Requirement >>
Bring together all lines of the material below that contain the string "ylabel".

Source data >>
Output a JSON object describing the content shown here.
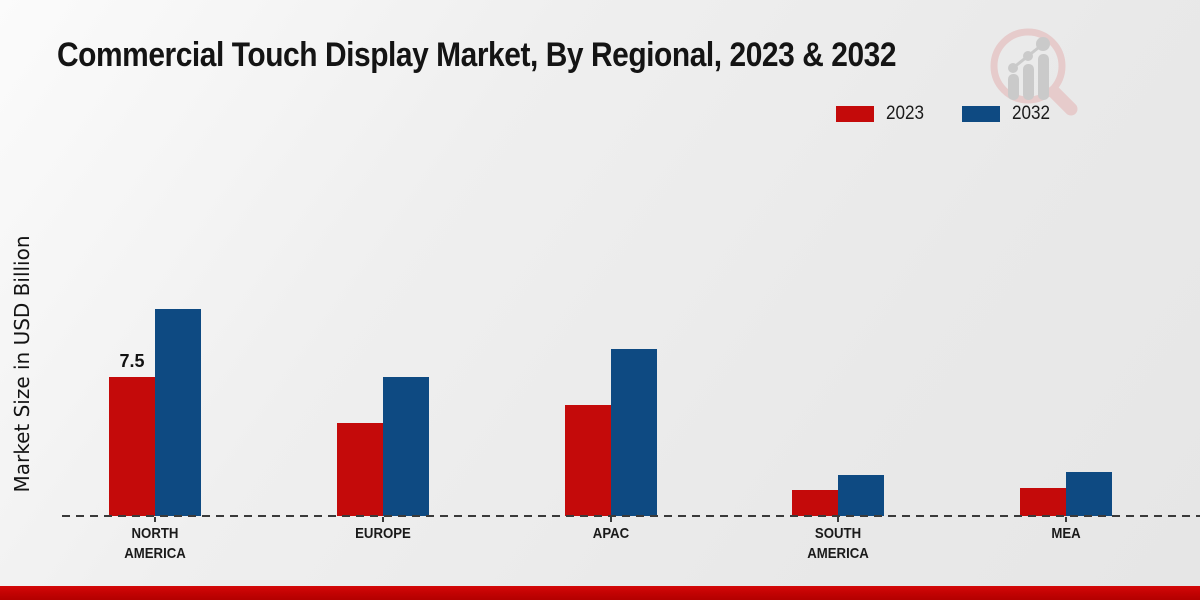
{
  "page": {
    "title": "Commercial Touch Display Market, By Regional, 2023 & 2032",
    "ylabel": "Market Size in USD Billion"
  },
  "legend": {
    "items": [
      {
        "label": "2023",
        "color": "#c40a0a"
      },
      {
        "label": "2032",
        "color": "#0e4a82"
      }
    ]
  },
  "colors": {
    "series_2023": "#c40a0a",
    "series_2032": "#0e4a82",
    "bottom_bar": "#c00404",
    "axis": "#3a3a3a",
    "background": "#ebebeb",
    "watermark_ring": "#e6caca",
    "watermark_bars": "#c9c9c9"
  },
  "watermark": {
    "icon": "magnifier-bar-chart-logo"
  },
  "chart_data": {
    "type": "bar",
    "title": "Commercial Touch Display Market, By Regional, 2023 & 2032",
    "xlabel": "",
    "ylabel": "Market Size in USD Billion",
    "categories": [
      "NORTH AMERICA",
      "EUROPE",
      "APAC",
      "SOUTH AMERICA",
      "MEA"
    ],
    "series": [
      {
        "name": "2023",
        "color": "#c40a0a",
        "values": [
          7.5,
          5.0,
          6.0,
          1.4,
          1.5
        ]
      },
      {
        "name": "2032",
        "color": "#0e4a82",
        "values": [
          11.2,
          7.5,
          9.0,
          2.2,
          2.4
        ]
      }
    ],
    "ylim": [
      0,
      12
    ],
    "grid": false,
    "legend_position": "top-right",
    "baseline_style": "dashed",
    "data_labels": [
      {
        "category": "NORTH AMERICA",
        "series": "2023",
        "label": "7.5"
      }
    ]
  }
}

Exercise output >>
    "ylabel": "Market Size in USD Billion"
    "ylabel": "Market Size in USD Billion",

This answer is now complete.